+++ DATA LISTING
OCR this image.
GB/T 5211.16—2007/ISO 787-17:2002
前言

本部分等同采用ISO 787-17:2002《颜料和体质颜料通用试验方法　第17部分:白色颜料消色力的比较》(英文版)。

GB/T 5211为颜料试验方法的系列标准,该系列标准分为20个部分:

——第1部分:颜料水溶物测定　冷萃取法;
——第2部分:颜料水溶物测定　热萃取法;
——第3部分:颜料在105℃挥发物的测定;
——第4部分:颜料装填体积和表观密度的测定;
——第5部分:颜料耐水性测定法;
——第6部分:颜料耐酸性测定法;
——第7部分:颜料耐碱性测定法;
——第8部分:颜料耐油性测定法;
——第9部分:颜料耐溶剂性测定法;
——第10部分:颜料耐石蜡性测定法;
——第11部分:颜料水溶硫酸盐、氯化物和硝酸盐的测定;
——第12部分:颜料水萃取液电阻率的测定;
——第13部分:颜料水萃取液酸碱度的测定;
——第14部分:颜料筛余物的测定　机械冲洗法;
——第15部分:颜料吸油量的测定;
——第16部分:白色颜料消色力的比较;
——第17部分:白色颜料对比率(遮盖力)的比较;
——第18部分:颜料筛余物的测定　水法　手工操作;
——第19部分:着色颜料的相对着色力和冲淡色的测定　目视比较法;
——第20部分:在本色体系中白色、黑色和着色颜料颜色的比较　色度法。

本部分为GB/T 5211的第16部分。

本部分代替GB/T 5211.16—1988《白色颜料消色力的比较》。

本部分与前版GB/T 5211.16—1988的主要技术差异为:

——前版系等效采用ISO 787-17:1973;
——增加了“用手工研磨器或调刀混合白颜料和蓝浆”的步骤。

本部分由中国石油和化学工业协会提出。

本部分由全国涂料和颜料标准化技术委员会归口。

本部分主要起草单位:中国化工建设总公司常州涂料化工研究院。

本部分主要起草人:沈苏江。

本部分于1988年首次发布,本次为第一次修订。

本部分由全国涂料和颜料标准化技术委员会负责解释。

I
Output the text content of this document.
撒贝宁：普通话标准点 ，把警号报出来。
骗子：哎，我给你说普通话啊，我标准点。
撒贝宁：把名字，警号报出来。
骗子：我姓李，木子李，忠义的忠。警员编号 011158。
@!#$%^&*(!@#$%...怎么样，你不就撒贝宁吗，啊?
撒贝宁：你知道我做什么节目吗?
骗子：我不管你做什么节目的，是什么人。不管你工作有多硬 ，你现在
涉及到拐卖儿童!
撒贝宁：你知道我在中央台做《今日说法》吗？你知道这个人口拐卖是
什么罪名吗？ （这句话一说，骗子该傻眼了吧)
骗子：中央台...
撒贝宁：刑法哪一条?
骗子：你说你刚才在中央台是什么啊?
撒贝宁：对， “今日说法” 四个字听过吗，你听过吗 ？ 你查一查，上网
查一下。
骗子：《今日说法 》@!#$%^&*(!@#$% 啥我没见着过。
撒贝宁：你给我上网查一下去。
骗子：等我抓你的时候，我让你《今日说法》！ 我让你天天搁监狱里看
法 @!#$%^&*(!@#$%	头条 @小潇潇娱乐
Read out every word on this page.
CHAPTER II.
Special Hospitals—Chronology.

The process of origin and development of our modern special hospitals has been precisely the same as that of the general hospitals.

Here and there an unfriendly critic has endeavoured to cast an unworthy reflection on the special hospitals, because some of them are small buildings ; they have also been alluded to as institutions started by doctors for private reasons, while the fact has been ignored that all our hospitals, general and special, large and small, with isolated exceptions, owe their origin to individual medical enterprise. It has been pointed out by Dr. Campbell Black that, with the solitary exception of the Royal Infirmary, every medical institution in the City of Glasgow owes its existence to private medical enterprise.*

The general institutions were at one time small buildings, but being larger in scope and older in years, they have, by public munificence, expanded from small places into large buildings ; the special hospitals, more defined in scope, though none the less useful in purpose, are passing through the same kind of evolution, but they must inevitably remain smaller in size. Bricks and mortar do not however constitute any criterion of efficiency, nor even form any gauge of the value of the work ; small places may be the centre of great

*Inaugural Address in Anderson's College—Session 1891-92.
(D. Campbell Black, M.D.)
++++++
Extract all of the data exactly as written.

◆ WRITTEN RESPONSE ◆
OCR this image.
GB/T 5211.16—2007/ISO 787-17:2002
前言

本部分等同采用ISO 787-17:2002《颜料和体质颜料通用试验方法　第17部分:白色颜料消色力的比较》(英文版)。

GB/T 5211为颜料试验方法的系列标准,该系列标准分为20个部分:

——第1部分:颜料水溶物测定　冷萃取法;
——第2部分:颜料水溶物测定　热萃取法;
——第3部分:颜料在105℃挥发物的测定;
——第4部分:颜料装填体积和表观密度的测定;
——第5部分:颜料耐水性测定法;
——第6部分:颜料耐酸性测定法;
——第7部分:颜料耐碱性测定法;
——第8部分:颜料耐油性测定法;
——第9部分:颜料耐溶剂性测定法;
——第10部分:颜料耐石蜡性测定法;
——第11部分:颜料水溶硫酸盐、氯化物和硝酸盐的测定;
——第12部分:颜料水萃取液电阻率的测定;
——第13部分:颜料水萃取液酸碱度的测定;
——第14部分:颜料筛余物的测定　机械冲洗法;
——第15部分:颜料吸油量的测定;
——第16部分:白色颜料消色力的比较;
——第17部分:白色颜料对比率(遮盖力)的比较;
——第18部分:颜料筛余物的测定　水法　手工操作;
——第19部分:着色颜料的相对着色力和冲淡色的测定　目视比较法;
——第20部分:在本色体系中白色、黑色和着色颜料颜色的比较　色度法。

本部分为GB/T 5211的第16部分。

本部分代替GB/T 5211.16—1988《白色颜料消色力的比较》。

本部分与前版GB/T 5211.16—1988的主要技术差异为:

——前版系等效采用ISO 787-17:1973;
——增加了“用手工研磨器或调刀混合白颜料和蓝浆”的步骤。

本部分由中国石油和化学工业协会提出。

本部分由全国涂料和颜料标准化技术委员会归口。

本部分主要起草单位:中国化工建设总公司常州涂料化工研究院。

本部分主要起草人:沈苏江。

本部分于1988年首次发布,本次为第一次修订。

本部分由全国涂料和颜料标准化技术委员会负责解释。

I
Output the text content of this document.
撒贝宁：普通话标准点 ，把警号报出来。
骗子：哎，我给你说普通话啊，我标准点。
撒贝宁：把名字，警号报出来。
骗子：我姓李，木子李，忠义的忠。警员编号 011158。
@!#$%^&*(!@#$%...怎么样，你不就撒贝宁吗，啊?
撒贝宁：你知道我做什么节目吗?
骗子：我不管你做什么节目的，是什么人。不管你工作有多硬 ，你现在
涉及到拐卖儿童!
撒贝宁：你知道我在中央台做《今日说法》吗？你知道这个人口拐卖是
什么罪名吗？ （这句话一说，骗子该傻眼了吧)
骗子：中央台...
撒贝宁：刑法哪一条?
骗子：你说你刚才在中央台是什么啊?
撒贝宁：对， “今日说法” 四个字听过吗，你听过吗 ？ 你查一查，上网
查一下。
骗子：《今日说法 》@!#$%^&*(!@#$% 啥我没见着过。
撒贝宁：你给我上网查一下去。
骗子：等我抓你的时候，我让你《今日说法》！ 我让你天天搁监狱里看
法 @!#$%^&*(!@#$%	头条 @小潇潇娱乐
Read out every word on this page.
CHAPTER II.
Special Hospitals—Chronology.

The process of origin and development of our modern special hospitals has been precisely the same as that of the general hospitals.

Here and there an unfriendly critic has endeavoured to cast an unworthy reflection on the special hospitals, because some of them are small buildings ; they have also been alluded to as institutions started by doctors for private reasons, while the fact has been ignored that all our hospitals, general and special, large and small, with isolated exceptions, owe their origin to individual medical enterprise. It has been pointed out by Dr. Campbell Black that, with the solitary exception of the Royal Infirmary, every medical institution in the City of Glasgow owes its existence to private medical enterprise.*

The general institutions were at one time small buildings, but being larger in scope and older in years, they have, by public munificence, expanded from small places into large buildings ; the special hospitals, more defined in scope, though none the less useful in purpose, are passing through the same kind of evolution, but they must inevitably remain smaller in size. Bricks and mortar do not however constitute any criterion of efficiency, nor even form any gauge of the value of the work ; small places may be the centre of great

*Inaugural Address in Anderson's College—Session 1891-92.
(D. Campbell Black, M.D.)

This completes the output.